▸ **GOAL**: Filter the entries, keeping every line with the word "ляцеў".

Start of DATASET

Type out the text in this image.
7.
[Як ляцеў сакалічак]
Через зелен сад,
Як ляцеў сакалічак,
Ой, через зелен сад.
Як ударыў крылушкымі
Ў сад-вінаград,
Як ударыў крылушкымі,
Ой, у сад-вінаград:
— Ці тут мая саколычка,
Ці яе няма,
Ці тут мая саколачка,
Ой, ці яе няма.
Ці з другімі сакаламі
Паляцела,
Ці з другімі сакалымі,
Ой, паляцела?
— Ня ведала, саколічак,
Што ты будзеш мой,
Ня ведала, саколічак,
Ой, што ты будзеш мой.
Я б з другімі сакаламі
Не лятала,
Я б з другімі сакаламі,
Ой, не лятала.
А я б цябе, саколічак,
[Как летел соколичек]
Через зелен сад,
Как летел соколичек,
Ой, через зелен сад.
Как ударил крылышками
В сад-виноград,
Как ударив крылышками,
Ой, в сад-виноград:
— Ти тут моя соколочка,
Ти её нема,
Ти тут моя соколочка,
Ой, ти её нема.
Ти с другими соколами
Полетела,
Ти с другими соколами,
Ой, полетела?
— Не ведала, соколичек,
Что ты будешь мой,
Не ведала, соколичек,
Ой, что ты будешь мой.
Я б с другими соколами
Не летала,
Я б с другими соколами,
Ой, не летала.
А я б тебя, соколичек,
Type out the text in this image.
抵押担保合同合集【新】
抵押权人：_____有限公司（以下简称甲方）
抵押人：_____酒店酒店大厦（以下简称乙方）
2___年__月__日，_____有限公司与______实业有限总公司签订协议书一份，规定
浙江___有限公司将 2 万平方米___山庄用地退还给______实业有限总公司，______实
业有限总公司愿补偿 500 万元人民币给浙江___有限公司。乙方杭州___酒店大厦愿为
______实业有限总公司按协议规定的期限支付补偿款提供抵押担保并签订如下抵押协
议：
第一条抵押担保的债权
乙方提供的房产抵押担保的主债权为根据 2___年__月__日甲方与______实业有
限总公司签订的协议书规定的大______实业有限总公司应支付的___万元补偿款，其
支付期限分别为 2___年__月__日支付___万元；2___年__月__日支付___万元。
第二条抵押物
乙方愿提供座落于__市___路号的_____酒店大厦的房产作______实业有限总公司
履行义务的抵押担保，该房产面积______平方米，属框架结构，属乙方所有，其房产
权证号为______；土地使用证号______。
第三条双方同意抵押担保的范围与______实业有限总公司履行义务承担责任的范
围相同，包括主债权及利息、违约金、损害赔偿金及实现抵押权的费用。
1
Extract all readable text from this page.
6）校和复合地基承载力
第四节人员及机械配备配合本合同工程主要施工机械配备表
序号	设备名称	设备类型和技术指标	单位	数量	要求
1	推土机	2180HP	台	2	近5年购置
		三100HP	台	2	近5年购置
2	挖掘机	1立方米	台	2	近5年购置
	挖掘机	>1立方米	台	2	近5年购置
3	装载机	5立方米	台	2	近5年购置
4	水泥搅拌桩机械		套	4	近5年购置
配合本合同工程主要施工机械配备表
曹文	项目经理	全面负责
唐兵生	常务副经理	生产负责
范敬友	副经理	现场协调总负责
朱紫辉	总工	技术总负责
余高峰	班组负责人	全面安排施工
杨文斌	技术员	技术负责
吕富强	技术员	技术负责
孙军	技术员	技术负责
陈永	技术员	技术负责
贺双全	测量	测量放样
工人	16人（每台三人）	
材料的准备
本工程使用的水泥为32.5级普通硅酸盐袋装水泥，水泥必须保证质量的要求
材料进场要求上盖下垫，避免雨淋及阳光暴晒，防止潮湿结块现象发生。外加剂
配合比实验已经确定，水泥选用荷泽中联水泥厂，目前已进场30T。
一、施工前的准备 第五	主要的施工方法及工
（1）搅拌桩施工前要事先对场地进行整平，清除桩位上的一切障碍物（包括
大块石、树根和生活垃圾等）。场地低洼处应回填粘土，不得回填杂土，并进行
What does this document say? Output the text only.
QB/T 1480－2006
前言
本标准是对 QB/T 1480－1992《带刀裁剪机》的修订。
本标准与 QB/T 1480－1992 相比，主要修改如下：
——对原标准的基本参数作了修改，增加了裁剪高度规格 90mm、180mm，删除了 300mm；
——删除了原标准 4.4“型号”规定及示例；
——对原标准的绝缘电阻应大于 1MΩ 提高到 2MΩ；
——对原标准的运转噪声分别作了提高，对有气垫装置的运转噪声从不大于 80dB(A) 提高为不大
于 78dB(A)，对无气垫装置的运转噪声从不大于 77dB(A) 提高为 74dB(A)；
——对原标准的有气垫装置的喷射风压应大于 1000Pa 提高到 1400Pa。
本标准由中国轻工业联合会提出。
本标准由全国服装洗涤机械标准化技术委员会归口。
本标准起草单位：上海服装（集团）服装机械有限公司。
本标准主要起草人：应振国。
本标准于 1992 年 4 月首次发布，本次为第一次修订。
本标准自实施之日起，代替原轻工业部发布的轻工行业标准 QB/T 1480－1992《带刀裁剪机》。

End of DATASET

▸ **THE OUTPUT**:
[Як ляцеў сакалічак]
Як ляцеў сакалічак,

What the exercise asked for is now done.